What is asked
Report how many lines in the listing below include the word "щось". Write nothing besides the number.

Supplied data
---

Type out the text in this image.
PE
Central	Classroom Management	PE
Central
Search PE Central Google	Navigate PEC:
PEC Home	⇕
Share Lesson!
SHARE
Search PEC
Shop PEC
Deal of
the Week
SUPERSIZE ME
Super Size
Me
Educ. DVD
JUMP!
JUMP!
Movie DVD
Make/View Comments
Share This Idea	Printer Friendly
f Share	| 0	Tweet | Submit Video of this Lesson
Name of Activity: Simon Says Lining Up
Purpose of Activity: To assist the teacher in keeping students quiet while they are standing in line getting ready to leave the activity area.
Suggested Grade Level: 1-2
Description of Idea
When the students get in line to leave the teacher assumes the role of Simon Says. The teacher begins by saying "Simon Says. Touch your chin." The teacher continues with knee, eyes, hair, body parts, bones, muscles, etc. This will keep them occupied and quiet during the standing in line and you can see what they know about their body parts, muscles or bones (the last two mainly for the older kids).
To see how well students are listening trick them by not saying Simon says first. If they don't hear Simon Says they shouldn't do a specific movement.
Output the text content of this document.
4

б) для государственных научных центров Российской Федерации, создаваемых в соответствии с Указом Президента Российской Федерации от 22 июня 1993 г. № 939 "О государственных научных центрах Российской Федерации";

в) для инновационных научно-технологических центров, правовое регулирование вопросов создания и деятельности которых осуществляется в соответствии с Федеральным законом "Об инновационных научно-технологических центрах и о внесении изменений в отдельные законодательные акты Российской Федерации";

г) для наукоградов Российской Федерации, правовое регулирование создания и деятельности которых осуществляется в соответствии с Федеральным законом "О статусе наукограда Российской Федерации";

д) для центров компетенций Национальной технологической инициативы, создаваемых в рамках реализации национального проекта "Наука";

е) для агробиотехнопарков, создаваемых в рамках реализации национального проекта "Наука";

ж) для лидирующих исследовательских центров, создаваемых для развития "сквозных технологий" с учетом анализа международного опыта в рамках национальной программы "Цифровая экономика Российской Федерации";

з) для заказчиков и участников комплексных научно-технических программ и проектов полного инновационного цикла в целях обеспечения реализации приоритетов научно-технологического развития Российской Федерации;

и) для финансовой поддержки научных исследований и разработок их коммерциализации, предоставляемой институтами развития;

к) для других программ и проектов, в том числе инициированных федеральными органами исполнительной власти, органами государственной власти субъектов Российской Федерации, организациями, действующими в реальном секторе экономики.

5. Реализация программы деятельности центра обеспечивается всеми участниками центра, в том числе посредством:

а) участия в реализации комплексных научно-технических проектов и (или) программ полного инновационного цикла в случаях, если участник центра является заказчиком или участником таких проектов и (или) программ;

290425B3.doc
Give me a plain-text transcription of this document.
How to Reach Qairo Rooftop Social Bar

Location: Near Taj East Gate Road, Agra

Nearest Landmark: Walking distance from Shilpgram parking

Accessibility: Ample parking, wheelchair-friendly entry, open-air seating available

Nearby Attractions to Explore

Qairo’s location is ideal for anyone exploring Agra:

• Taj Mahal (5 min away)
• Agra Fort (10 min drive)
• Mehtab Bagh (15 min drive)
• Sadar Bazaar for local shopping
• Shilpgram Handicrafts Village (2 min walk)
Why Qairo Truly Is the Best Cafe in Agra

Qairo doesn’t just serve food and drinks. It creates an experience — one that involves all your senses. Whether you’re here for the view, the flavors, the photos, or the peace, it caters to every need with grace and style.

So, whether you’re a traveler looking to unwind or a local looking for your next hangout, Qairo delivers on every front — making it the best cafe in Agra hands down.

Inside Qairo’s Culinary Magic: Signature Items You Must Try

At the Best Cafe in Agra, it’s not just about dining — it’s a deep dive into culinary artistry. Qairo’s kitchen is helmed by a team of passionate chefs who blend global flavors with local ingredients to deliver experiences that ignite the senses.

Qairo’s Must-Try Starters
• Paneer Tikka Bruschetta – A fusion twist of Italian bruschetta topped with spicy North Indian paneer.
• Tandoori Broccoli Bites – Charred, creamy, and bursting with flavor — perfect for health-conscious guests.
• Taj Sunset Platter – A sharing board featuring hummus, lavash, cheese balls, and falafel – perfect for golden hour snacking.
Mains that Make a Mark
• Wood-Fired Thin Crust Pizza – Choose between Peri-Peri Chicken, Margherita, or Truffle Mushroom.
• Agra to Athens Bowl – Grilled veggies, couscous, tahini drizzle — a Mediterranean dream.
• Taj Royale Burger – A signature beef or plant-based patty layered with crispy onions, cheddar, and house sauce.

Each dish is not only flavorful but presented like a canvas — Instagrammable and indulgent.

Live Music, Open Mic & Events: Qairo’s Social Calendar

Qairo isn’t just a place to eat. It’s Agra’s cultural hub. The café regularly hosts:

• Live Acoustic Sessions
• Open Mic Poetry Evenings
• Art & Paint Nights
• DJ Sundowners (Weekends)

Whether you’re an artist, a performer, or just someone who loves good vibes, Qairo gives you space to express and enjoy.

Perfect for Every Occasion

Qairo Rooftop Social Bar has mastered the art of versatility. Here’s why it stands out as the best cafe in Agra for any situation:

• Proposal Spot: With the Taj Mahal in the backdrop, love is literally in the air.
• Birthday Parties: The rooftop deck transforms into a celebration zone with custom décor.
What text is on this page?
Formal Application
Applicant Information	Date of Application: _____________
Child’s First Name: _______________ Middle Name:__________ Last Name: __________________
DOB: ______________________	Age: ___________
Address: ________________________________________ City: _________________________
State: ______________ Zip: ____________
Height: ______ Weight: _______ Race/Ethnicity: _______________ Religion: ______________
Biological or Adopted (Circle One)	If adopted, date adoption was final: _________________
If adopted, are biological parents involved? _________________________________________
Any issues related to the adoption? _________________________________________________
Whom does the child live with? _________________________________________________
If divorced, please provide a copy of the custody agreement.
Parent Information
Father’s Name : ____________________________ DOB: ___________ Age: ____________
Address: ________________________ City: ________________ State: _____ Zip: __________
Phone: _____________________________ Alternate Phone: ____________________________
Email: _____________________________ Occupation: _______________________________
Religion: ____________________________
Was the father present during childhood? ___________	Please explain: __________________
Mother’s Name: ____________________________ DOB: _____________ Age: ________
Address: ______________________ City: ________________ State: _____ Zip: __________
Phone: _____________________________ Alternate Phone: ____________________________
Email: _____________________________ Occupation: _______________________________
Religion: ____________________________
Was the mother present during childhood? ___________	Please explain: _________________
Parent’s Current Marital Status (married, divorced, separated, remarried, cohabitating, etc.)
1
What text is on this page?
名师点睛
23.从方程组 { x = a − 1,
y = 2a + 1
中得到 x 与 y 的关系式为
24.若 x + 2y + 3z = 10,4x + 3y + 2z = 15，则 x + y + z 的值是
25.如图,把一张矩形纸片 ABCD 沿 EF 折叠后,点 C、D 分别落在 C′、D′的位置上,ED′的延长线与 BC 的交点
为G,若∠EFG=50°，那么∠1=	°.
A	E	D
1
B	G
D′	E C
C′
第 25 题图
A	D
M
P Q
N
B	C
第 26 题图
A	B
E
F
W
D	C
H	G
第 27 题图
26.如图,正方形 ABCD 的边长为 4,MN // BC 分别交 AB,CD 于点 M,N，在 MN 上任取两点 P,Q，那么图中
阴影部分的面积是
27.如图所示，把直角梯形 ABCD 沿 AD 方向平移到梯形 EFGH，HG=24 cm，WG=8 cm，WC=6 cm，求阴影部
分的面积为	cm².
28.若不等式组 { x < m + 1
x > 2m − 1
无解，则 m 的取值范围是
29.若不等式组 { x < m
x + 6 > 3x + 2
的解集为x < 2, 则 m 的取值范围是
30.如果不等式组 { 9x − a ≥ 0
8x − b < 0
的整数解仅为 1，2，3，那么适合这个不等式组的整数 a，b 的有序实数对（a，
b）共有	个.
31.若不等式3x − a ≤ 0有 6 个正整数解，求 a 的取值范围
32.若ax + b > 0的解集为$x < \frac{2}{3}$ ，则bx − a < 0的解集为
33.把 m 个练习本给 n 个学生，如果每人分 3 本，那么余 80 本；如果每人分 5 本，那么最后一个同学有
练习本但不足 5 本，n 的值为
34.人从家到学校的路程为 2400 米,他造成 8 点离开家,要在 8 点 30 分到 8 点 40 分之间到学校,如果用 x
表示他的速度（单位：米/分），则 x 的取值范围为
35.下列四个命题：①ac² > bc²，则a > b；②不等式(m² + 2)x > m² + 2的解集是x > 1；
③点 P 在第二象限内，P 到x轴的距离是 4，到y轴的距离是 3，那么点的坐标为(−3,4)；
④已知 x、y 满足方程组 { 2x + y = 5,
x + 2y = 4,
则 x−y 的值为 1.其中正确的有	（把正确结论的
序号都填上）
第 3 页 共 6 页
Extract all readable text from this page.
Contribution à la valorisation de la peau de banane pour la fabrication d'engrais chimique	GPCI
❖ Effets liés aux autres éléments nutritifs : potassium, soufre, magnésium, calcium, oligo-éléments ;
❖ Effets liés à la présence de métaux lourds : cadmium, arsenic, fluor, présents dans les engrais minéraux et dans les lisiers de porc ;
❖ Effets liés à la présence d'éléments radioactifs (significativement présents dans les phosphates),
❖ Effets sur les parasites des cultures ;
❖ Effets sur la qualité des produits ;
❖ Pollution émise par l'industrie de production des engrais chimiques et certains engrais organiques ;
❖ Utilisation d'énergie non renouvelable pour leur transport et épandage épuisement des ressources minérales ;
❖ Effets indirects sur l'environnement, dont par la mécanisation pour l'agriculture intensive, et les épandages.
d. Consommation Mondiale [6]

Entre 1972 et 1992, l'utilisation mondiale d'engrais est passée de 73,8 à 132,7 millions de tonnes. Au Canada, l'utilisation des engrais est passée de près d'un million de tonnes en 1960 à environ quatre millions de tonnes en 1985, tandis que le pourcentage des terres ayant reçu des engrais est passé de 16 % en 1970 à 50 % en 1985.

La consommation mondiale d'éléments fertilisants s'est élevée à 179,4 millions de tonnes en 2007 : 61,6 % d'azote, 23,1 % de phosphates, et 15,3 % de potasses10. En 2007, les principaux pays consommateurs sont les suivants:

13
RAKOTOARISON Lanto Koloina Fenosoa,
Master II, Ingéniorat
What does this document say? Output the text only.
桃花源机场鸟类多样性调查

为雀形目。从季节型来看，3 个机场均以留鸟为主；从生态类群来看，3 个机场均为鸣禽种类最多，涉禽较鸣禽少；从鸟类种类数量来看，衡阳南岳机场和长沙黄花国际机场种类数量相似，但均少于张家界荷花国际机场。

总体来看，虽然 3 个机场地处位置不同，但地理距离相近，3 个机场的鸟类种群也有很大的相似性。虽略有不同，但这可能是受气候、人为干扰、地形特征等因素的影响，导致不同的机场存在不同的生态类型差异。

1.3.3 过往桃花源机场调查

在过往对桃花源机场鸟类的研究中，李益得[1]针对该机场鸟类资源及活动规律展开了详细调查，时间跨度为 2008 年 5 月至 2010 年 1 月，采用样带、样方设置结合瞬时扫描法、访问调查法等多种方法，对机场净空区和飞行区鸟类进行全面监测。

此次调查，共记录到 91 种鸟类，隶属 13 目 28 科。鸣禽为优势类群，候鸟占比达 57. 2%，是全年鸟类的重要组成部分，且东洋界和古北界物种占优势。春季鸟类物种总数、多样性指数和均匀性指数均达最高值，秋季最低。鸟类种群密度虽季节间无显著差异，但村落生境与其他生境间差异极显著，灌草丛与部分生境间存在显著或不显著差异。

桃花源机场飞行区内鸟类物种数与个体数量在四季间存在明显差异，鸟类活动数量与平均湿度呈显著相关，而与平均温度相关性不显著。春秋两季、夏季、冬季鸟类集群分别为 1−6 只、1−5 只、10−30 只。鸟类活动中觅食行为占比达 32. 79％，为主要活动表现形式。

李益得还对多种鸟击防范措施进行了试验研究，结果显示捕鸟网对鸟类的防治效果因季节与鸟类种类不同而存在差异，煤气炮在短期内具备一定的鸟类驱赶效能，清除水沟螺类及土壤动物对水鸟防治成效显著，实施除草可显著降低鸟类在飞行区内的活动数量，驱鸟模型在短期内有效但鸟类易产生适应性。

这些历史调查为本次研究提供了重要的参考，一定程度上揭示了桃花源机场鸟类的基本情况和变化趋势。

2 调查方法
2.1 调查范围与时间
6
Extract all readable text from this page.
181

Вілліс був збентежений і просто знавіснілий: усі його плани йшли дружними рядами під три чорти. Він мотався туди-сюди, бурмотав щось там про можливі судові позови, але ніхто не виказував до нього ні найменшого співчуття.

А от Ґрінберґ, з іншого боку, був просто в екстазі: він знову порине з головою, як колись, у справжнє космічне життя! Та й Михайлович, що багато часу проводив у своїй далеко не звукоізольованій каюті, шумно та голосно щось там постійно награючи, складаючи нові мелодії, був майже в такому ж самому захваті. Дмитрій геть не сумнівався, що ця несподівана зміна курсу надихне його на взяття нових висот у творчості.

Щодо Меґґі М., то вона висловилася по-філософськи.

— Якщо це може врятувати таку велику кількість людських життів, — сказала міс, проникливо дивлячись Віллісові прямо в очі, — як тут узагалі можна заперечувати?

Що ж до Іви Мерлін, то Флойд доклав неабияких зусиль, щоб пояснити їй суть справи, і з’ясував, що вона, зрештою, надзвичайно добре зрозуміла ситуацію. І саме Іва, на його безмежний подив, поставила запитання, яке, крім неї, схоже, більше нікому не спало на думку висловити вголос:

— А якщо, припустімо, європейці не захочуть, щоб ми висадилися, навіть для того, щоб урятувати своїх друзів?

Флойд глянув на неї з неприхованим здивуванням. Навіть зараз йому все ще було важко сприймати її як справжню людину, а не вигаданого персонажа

---

Answer to the exercise
2